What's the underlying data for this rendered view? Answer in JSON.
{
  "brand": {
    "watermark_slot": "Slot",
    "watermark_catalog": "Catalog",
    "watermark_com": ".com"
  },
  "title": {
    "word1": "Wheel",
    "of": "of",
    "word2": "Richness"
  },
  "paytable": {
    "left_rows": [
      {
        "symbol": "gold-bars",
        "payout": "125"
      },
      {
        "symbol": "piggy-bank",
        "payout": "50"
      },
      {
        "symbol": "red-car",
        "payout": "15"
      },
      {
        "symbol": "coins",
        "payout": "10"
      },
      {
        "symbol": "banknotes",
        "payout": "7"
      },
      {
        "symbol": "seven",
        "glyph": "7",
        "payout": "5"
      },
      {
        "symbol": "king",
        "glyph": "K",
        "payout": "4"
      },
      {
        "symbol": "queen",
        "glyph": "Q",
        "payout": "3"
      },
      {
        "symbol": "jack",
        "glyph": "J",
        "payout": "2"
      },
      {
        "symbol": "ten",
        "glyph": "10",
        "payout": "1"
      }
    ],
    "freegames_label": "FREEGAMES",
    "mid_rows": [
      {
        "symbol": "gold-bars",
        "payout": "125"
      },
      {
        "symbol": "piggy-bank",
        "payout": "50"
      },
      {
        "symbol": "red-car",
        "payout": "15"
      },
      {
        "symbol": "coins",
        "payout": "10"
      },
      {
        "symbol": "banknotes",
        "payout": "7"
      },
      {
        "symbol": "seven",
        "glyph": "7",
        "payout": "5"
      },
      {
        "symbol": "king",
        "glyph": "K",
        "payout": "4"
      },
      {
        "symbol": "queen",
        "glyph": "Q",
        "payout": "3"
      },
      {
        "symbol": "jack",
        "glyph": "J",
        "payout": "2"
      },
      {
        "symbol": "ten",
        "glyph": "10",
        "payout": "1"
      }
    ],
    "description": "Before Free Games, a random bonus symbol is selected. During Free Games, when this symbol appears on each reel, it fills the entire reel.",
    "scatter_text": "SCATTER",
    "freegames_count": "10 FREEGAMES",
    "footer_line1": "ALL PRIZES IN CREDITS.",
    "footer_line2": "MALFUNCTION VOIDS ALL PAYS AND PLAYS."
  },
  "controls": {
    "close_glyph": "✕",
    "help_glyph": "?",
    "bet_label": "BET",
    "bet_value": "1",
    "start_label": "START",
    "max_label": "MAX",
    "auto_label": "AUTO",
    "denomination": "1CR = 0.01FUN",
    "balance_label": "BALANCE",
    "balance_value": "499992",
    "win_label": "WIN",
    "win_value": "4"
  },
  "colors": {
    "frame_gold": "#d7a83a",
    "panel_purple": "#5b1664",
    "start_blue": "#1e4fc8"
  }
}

_ _ _ _

### Your task
Write the data out again in full and exactly.

### Worked solution
What's the underlying data for this rendered view? Answer in JSON.
{
  "brand": {
    "watermark_slot": "Slot",
    "watermark_catalog": "Catalog",
    "watermark_com": ".com"
  },
  "title": {
    "word1": "Wheel",
    "of": "of",
    "word2": "Richness"
  },
  "paytable": {
    "left_rows": [
      {
        "symbol": "gold-bars",
        "payout": "125"
      },
      {
        "symbol": "piggy-bank",
        "payout": "50"
      },
      {
        "symbol": "red-car",
        "payout": "15"
      },
      {
        "symbol": "coins",
        "payout": "10"
      },
      {
        "symbol": "banknotes",
        "payout": "7"
      },
      {
        "symbol": "seven",
        "glyph": "7",
        "payout": "5"
      },
      {
        "symbol": "king",
        "glyph": "K",
        "payout": "4"
      },
      {
        "symbol": "queen",
        "glyph": "Q",
        "payout": "3"
      },
      {
        "symbol": "jack",
        "glyph": "J",
        "payout": "2"
      },
      {
        "symbol": "ten",
        "glyph": "10",
        "payout": "1"
      }
    ],
    "freegames_label": "FREEGAMES",
    "mid_rows": [
      {
        "symbol": "gold-bars",
        "payout": "125"
      },
      {
        "symbol": "piggy-bank",
        "payout": "50"
      },
      {
        "symbol": "red-car",
        "payout": "15"
      },
      {
        "symbol": "coins",
        "payout": "10"
      },
      {
        "symbol": "banknotes",
        "payout": "7"
      },
      {
        "symbol": "seven",
        "glyph": "7",
        "payout": "5"
      },
      {
        "symbol": "king",
        "glyph": "K",
        "payout": "4"
      },
      {
        "symbol": "queen",
        "glyph": "Q",
        "payout": "3"
      },
      {
        "symbol": "jack",
        "glyph": "J",
        "payout": "2"
      },
      {
        "symbol": "ten",
        "glyph": "10",
        "payout": "1"
      }
    ],
    "description": "Before Free Games, a random bonus symbol is selected. During Free Games, when this symbol appears on each reel, it fills the entire reel.",
    "scatter_text": "SCATTER",
    "freegames_count": "10 FREEGAMES",
    "footer_line1": "ALL PRIZES IN CREDITS.",
    "footer_line2": "MALFUNCTION VOIDS ALL PAYS AND PLAYS."
  },
  "controls": {
    "close_glyph": "✕",
    "help_glyph": "?",
    "bet_label": "BET",
    "bet_value": "1",
    "start_label": "START",
    "max_label": "MAX",
    "auto_label": "AUTO",
    "denomination": "1CR = 0.01FUN",
    "balance_label": "BALANCE",
    "balance_value": "499992",
    "win_label": "WIN",
    "win_value": "4"
  },
  "colors": {
    "frame_gold": "#d7a83a",
    "panel_purple": "#5b1664",
    "start_blue": "#1e4fc8"
  }
}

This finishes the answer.